● PROBLEM DETAILS
Transcribe the entries below exactly.
============================================================
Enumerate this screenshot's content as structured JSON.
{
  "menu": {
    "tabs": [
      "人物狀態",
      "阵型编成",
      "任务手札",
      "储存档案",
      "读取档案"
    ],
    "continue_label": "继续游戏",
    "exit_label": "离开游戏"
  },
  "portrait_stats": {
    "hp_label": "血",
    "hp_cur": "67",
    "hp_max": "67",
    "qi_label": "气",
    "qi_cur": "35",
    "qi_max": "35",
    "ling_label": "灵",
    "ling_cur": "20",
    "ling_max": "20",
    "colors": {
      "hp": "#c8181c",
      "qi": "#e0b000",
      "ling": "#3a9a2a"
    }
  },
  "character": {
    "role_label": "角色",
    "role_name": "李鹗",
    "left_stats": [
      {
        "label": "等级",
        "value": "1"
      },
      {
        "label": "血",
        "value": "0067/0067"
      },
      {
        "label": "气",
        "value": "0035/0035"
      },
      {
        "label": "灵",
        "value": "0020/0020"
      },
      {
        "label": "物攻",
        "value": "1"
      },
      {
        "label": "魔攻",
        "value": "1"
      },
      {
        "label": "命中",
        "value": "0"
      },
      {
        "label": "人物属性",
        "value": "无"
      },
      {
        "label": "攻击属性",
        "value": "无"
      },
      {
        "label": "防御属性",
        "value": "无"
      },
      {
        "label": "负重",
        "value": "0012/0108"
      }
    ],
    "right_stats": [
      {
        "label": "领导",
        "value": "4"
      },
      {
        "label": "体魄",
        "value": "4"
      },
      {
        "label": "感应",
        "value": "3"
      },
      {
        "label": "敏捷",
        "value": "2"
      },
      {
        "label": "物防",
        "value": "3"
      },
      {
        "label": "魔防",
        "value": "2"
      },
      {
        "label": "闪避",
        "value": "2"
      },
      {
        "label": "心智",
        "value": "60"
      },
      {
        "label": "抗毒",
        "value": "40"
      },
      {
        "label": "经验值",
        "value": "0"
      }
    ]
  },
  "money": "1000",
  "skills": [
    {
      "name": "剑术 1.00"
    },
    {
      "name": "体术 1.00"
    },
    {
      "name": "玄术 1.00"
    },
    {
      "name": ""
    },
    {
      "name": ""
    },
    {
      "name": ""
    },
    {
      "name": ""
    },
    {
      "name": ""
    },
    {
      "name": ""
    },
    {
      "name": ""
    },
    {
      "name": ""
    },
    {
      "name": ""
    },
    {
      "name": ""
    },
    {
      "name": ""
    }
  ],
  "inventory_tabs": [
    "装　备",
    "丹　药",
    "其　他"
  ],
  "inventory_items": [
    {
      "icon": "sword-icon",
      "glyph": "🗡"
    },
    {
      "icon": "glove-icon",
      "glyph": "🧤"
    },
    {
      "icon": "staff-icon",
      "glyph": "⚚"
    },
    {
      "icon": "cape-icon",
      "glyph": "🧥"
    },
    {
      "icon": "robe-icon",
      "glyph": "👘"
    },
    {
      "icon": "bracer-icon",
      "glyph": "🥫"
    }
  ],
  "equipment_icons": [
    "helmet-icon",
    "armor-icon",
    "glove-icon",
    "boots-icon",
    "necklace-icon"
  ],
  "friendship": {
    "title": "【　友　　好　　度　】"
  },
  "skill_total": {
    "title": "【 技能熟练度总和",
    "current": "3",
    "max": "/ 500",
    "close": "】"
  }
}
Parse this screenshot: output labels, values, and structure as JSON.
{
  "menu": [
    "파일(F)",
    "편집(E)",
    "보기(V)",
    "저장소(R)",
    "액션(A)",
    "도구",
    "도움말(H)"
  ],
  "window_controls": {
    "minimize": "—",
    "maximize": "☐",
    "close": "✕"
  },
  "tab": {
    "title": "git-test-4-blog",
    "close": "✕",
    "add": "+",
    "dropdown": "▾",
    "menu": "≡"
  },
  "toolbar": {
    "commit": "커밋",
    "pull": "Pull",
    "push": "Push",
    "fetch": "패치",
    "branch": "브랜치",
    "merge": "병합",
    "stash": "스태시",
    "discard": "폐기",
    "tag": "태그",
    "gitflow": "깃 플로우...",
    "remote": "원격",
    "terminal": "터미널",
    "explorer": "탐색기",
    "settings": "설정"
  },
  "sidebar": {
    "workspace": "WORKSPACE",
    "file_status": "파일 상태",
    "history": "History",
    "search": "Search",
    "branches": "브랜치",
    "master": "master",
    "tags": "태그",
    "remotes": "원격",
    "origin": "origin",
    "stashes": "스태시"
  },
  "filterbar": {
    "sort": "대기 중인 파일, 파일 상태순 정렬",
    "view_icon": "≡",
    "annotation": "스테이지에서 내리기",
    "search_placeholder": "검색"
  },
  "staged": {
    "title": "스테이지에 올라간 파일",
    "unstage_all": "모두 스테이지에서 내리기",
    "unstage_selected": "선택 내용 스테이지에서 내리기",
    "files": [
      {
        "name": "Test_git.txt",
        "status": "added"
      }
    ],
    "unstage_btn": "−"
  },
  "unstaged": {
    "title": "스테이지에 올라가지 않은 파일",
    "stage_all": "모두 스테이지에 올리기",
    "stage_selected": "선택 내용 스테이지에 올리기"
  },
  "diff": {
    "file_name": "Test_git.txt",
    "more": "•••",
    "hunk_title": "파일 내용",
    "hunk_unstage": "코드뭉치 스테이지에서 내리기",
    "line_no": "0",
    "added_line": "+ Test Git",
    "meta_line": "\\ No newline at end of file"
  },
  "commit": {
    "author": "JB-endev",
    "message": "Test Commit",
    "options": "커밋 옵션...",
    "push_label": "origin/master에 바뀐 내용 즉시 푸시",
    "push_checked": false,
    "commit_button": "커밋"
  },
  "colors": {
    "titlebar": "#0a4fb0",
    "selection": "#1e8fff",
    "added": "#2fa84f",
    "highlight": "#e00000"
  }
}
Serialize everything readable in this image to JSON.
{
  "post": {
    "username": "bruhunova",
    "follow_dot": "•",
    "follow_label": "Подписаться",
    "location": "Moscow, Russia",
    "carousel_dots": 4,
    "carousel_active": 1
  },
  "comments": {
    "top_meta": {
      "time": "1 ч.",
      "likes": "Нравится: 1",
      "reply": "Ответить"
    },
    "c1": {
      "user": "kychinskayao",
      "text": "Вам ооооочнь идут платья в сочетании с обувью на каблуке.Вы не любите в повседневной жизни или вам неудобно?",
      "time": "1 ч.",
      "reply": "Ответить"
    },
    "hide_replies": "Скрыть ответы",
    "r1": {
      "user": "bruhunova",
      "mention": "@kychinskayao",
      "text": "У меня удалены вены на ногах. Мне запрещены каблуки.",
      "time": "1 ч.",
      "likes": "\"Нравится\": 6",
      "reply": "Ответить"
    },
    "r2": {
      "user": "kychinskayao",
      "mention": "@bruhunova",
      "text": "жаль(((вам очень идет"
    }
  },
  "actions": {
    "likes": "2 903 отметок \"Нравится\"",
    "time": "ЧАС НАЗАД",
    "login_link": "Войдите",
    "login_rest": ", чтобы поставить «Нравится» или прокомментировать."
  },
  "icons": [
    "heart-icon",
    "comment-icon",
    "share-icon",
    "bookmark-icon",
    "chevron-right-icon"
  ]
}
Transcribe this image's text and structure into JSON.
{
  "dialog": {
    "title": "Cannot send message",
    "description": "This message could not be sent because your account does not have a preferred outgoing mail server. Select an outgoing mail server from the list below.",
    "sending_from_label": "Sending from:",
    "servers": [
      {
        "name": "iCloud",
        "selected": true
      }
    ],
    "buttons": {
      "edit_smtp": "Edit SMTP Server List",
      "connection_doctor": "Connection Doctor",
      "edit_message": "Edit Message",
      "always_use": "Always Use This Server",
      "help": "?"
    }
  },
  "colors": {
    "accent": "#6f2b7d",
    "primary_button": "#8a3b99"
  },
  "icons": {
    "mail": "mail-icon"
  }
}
============================================================
● RESULT OF THIS TASK
Enumerate this screenshot's content as structured JSON.
{
  "menu": {
    "tabs": [
      "人物狀態",
      "阵型编成",
      "任务手札",
      "储存档案",
      "读取档案"
    ],
    "continue_label": "继续游戏",
    "exit_label": "离开游戏"
  },
  "portrait_stats": {
    "hp_label": "血",
    "hp_cur": "67",
    "hp_max": "67",
    "qi_label": "气",
    "qi_cur": "35",
    "qi_max": "35",
    "ling_label": "灵",
    "ling_cur": "20",
    "ling_max": "20",
    "colors": {
      "hp": "#c8181c",
      "qi": "#e0b000",
      "ling": "#3a9a2a"
    }
  },
  "character": {
    "role_label": "角色",
    "role_name": "李鹗",
    "left_stats": [
      {
        "label": "等级",
        "value": "1"
      },
      {
        "label": "血",
        "value": "0067/0067"
      },
      {
        "label": "气",
        "value": "0035/0035"
      },
      {
        "label": "灵",
        "value": "0020/0020"
      },
      {
        "label": "物攻",
        "value": "1"
      },
      {
        "label": "魔攻",
        "value": "1"
      },
      {
        "label": "命中",
        "value": "0"
      },
      {
        "label": "人物属性",
        "value": "无"
      },
      {
        "label": "攻击属性",
        "value": "无"
      },
      {
        "label": "防御属性",
        "value": "无"
      },
      {
        "label": "负重",
        "value": "0012/0108"
      }
    ],
    "right_stats": [
      {
        "label": "领导",
        "value": "4"
      },
      {
        "label": "体魄",
        "value": "4"
      },
      {
        "label": "感应",
        "value": "3"
      },
      {
        "label": "敏捷",
        "value": "2"
      },
      {
        "label": "物防",
        "value": "3"
      },
      {
        "label": "魔防",
        "value": "2"
      },
      {
        "label": "闪避",
        "value": "2"
      },
      {
        "label": "心智",
        "value": "60"
      },
      {
        "label": "抗毒",
        "value": "40"
      },
      {
        "label": "经验值",
        "value": "0"
      }
    ]
  },
  "money": "1000",
  "skills": [
    {
      "name": "剑术 1.00"
    },
    {
      "name": "体术 1.00"
    },
    {
      "name": "玄术 1.00"
    },
    {
      "name": ""
    },
    {
      "name": ""
    },
    {
      "name": ""
    },
    {
      "name": ""
    },
    {
      "name": ""
    },
    {
      "name": ""
    },
    {
      "name": ""
    },
    {
      "name": ""
    },
    {
      "name": ""
    },
    {
      "name": ""
    },
    {
      "name": ""
    }
  ],
  "inventory_tabs": [
    "装　备",
    "丹　药",
    "其　他"
  ],
  "inventory_items": [
    {
      "icon": "sword-icon",
      "glyph": "🗡"
    },
    {
      "icon": "glove-icon",
      "glyph": "🧤"
    },
    {
      "icon": "staff-icon",
      "glyph": "⚚"
    },
    {
      "icon": "cape-icon",
      "glyph": "🧥"
    },
    {
      "icon": "robe-icon",
      "glyph": "👘"
    },
    {
      "icon": "bracer-icon",
      "glyph": "🥫"
    }
  ],
  "equipment_icons": [
    "helmet-icon",
    "armor-icon",
    "glove-icon",
    "boots-icon",
    "necklace-icon"
  ],
  "friendship": {
    "title": "【　友　　好　　度　】"
  },
  "skill_total": {
    "title": "【 技能熟练度总和",
    "current": "3",
    "max": "/ 500",
    "close": "】"
  }
}
Parse this screenshot: output labels, values, and structure as JSON.
{
  "menu": [
    "파일(F)",
    "편집(E)",
    "보기(V)",
    "저장소(R)",
    "액션(A)",
    "도구",
    "도움말(H)"
  ],
  "window_controls": {
    "minimize": "—",
    "maximize": "☐",
    "close": "✕"
  },
  "tab": {
    "title": "git-test-4-blog",
    "close": "✕",
    "add": "+",
    "dropdown": "▾",
    "menu": "≡"
  },
  "toolbar": {
    "commit": "커밋",
    "pull": "Pull",
    "push": "Push",
    "fetch": "패치",
    "branch": "브랜치",
    "merge": "병합",
    "stash": "스태시",
    "discard": "폐기",
    "tag": "태그",
    "gitflow": "깃 플로우...",
    "remote": "원격",
    "terminal": "터미널",
    "explorer": "탐색기",
    "settings": "설정"
  },
  "sidebar": {
    "workspace": "WORKSPACE",
    "file_status": "파일 상태",
    "history": "History",
    "search": "Search",
    "branches": "브랜치",
    "master": "master",
    "tags": "태그",
    "remotes": "원격",
    "origin": "origin",
    "stashes": "스태시"
  },
  "filterbar": {
    "sort": "대기 중인 파일, 파일 상태순 정렬",
    "view_icon": "≡",
    "annotation": "스테이지에서 내리기",
    "search_placeholder": "검색"
  },
  "staged": {
    "title": "스테이지에 올라간 파일",
    "unstage_all": "모두 스테이지에서 내리기",
    "unstage_selected": "선택 내용 스테이지에서 내리기",
    "files": [
      {
        "name": "Test_git.txt",
        "status": "added"
      }
    ],
    "unstage_btn": "−"
  },
  "unstaged": {
    "title": "스테이지에 올라가지 않은 파일",
    "stage_all": "모두 스테이지에 올리기",
    "stage_selected": "선택 내용 스테이지에 올리기"
  },
  "diff": {
    "file_name": "Test_git.txt",
    "more": "•••",
    "hunk_title": "파일 내용",
    "hunk_unstage": "코드뭉치 스테이지에서 내리기",
    "line_no": "0",
    "added_line": "+ Test Git",
    "meta_line": "\\ No newline at end of file"
  },
  "commit": {
    "author": "JB-endev",
    "message": "Test Commit",
    "options": "커밋 옵션...",
    "push_label": "origin/master에 바뀐 내용 즉시 푸시",
    "push_checked": false,
    "commit_button": "커밋"
  },
  "colors": {
    "titlebar": "#0a4fb0",
    "selection": "#1e8fff",
    "added": "#2fa84f",
    "highlight": "#e00000"
  }
}
Serialize everything readable in this image to JSON.
{
  "post": {
    "username": "bruhunova",
    "follow_dot": "•",
    "follow_label": "Подписаться",
    "location": "Moscow, Russia",
    "carousel_dots": 4,
    "carousel_active": 1
  },
  "comments": {
    "top_meta": {
      "time": "1 ч.",
      "likes": "Нравится: 1",
      "reply": "Ответить"
    },
    "c1": {
      "user": "kychinskayao",
      "text": "Вам ооооочнь идут платья в сочетании с обувью на каблуке.Вы не любите в повседневной жизни или вам неудобно?",
      "time": "1 ч.",
      "reply": "Ответить"
    },
    "hide_replies": "Скрыть ответы",
    "r1": {
      "user": "bruhunova",
      "mention": "@kychinskayao",
      "text": "У меня удалены вены на ногах. Мне запрещены каблуки.",
      "time": "1 ч.",
      "likes": "\"Нравится\": 6",
      "reply": "Ответить"
    },
    "r2": {
      "user": "kychinskayao",
      "mention": "@bruhunova",
      "text": "жаль(((вам очень идет"
    }
  },
  "actions": {
    "likes": "2 903 отметок \"Нравится\"",
    "time": "ЧАС НАЗАД",
    "login_link": "Войдите",
    "login_rest": ", чтобы поставить «Нравится» или прокомментировать."
  },
  "icons": [
    "heart-icon",
    "comment-icon",
    "share-icon",
    "bookmark-icon",
    "chevron-right-icon"
  ]
}
Transcribe this image's text and structure into JSON.
{
  "dialog": {
    "title": "Cannot send message",
    "description": "This message could not be sent because your account does not have a preferred outgoing mail server. Select an outgoing mail server from the list below.",
    "sending_from_label": "Sending from:",
    "servers": [
      {
        "name": "iCloud",
        "selected": true
      }
    ],
    "buttons": {
      "edit_smtp": "Edit SMTP Server List",
      "connection_doctor": "Connection Doctor",
      "edit_message": "Edit Message",
      "always_use": "Always Use This Server",
      "help": "?"
    }
  },
  "colors": {
    "accent": "#6f2b7d",
    "primary_button": "#8a3b99"
  },
  "icons": {
    "mail": "mail-icon"
  }
}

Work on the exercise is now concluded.